### INFORMATION SUPPLIED:
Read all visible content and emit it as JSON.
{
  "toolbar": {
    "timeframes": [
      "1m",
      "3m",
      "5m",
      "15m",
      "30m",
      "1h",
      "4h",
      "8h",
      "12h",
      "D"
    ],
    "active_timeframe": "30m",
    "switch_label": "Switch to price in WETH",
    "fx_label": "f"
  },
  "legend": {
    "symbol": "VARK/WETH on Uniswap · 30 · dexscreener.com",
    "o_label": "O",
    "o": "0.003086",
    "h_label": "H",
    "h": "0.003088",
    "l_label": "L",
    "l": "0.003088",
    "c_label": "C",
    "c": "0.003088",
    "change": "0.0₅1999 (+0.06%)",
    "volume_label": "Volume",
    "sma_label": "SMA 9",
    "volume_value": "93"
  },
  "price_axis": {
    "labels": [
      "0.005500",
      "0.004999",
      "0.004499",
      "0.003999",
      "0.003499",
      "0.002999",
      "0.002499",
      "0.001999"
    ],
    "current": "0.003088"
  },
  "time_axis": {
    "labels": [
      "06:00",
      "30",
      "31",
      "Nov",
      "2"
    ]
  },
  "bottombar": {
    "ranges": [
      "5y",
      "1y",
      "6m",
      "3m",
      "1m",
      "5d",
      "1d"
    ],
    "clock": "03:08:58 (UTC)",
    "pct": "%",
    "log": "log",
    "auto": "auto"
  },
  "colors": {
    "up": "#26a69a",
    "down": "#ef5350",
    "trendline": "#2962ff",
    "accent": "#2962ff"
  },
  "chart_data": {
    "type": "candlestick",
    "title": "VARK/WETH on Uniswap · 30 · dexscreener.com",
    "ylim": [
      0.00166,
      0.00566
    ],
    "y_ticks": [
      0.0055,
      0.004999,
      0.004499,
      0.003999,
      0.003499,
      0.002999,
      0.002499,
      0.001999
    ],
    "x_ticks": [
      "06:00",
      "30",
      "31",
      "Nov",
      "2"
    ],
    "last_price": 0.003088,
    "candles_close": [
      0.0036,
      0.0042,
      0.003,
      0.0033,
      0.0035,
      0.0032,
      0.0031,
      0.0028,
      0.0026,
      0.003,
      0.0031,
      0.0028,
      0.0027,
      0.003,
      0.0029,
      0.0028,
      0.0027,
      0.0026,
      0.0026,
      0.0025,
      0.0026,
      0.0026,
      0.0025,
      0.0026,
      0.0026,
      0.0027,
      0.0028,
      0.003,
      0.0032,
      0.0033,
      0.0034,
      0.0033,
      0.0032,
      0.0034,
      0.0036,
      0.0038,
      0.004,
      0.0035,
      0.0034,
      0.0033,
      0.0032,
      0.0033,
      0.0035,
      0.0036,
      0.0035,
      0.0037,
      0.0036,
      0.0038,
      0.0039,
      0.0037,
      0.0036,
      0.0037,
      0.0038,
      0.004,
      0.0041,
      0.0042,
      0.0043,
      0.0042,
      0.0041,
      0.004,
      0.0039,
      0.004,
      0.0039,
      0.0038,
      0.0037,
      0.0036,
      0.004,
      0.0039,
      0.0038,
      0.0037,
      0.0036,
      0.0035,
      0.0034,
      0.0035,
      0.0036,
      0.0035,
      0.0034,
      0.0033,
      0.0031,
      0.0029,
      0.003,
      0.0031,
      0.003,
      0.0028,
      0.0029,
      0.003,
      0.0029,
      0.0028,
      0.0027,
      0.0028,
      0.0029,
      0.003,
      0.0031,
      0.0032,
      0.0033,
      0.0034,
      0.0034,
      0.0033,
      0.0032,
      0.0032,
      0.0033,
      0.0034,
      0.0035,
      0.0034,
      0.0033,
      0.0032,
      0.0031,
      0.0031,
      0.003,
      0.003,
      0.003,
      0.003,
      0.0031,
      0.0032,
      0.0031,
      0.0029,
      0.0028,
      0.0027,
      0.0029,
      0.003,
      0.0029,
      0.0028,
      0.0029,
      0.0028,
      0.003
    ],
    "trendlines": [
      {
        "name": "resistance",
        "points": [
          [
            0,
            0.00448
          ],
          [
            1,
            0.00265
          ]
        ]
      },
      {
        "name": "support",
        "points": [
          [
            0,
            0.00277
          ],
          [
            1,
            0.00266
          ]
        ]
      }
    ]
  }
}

### TO BE DONE:
Copy out the whole listing, exactly as written.

### ANSWER TO THE EXERCISE:
Read all visible content and emit it as JSON.
{
  "toolbar": {
    "timeframes": [
      "1m",
      "3m",
      "5m",
      "15m",
      "30m",
      "1h",
      "4h",
      "8h",
      "12h",
      "D"
    ],
    "active_timeframe": "30m",
    "switch_label": "Switch to price in WETH",
    "fx_label": "f"
  },
  "legend": {
    "symbol": "VARK/WETH on Uniswap · 30 · dexscreener.com",
    "o_label": "O",
    "o": "0.003086",
    "h_label": "H",
    "h": "0.003088",
    "l_label": "L",
    "l": "0.003088",
    "c_label": "C",
    "c": "0.003088",
    "change": "0.0₅1999 (+0.06%)",
    "volume_label": "Volume",
    "sma_label": "SMA 9",
    "volume_value": "93"
  },
  "price_axis": {
    "labels": [
      "0.005500",
      "0.004999",
      "0.004499",
      "0.003999",
      "0.003499",
      "0.002999",
      "0.002499",
      "0.001999"
    ],
    "current": "0.003088"
  },
  "time_axis": {
    "labels": [
      "06:00",
      "30",
      "31",
      "Nov",
      "2"
    ]
  },
  "bottombar": {
    "ranges": [
      "5y",
      "1y",
      "6m",
      "3m",
      "1m",
      "5d",
      "1d"
    ],
    "clock": "03:08:58 (UTC)",
    "pct": "%",
    "log": "log",
    "auto": "auto"
  },
  "colors": {
    "up": "#26a69a",
    "down": "#ef5350",
    "trendline": "#2962ff",
    "accent": "#2962ff"
  },
  "chart_data": {
    "type": "candlestick",
    "title": "VARK/WETH on Uniswap · 30 · dexscreener.com",
    "ylim": [
      0.00166,
      0.00566
    ],
    "y_ticks": [
      0.0055,
      0.004999,
      0.004499,
      0.003999,
      0.003499,
      0.002999,
      0.002499,
      0.001999
    ],
    "x_ticks": [
      "06:00",
      "30",
      "31",
      "Nov",
      "2"
    ],
    "last_price": 0.003088,
    "candles_close": [
      0.0036,
      0.0042,
      0.003,
      0.0033,
      0.0035,
      0.0032,
      0.0031,
      0.0028,
      0.0026,
      0.003,
      0.0031,
      0.0028,
      0.0027,
      0.003,
      0.0029,
      0.0028,
      0.0027,
      0.0026,
      0.0026,
      0.0025,
      0.0026,
      0.0026,
      0.0025,
      0.0026,
      0.0026,
      0.0027,
      0.0028,
      0.003,
      0.0032,
      0.0033,
      0.0034,
      0.0033,
      0.0032,
      0.0034,
      0.0036,
      0.0038,
      0.004,
      0.0035,
      0.0034,
      0.0033,
      0.0032,
      0.0033,
      0.0035,
      0.0036,
      0.0035,
      0.0037,
      0.0036,
      0.0038,
      0.0039,
      0.0037,
      0.0036,
      0.0037,
      0.0038,
      0.004,
      0.0041,
      0.0042,
      0.0043,
      0.0042,
      0.0041,
      0.004,
      0.0039,
      0.004,
      0.0039,
      0.0038,
      0.0037,
      0.0036,
      0.004,
      0.0039,
      0.0038,
      0.0037,
      0.0036,
      0.0035,
      0.0034,
      0.0035,
      0.0036,
      0.0035,
      0.0034,
      0.0033,
      0.0031,
      0.0029,
      0.003,
      0.0031,
      0.003,
      0.0028,
      0.0029,
      0.003,
      0.0029,
      0.0028,
      0.0027,
      0.0028,
      0.0029,
      0.003,
      0.0031,
      0.0032,
      0.0033,
      0.0034,
      0.0034,
      0.0033,
      0.0032,
      0.0032,
      0.0033,
      0.0034,
      0.0035,
      0.0034,
      0.0033,
      0.0032,
      0.0031,
      0.0031,
      0.003,
      0.003,
      0.003,
      0.003,
      0.0031,
      0.0032,
      0.0031,
      0.0029,
      0.0028,
      0.0027,
      0.0029,
      0.003,
      0.0029,
      0.0028,
      0.0029,
      0.0028,
      0.003
    ],
    "trendlines": [
      {
        "name": "resistance",
        "points": [
          [
            0,
            0.00448
          ],
          [
            1,
            0.00265
          ]
        ]
      },
      {
        "name": "support",
        "points": [
          [
            0,
            0.00277
          ],
          [
            1,
            0.00266
          ]
        ]
      }
    ]
  }
}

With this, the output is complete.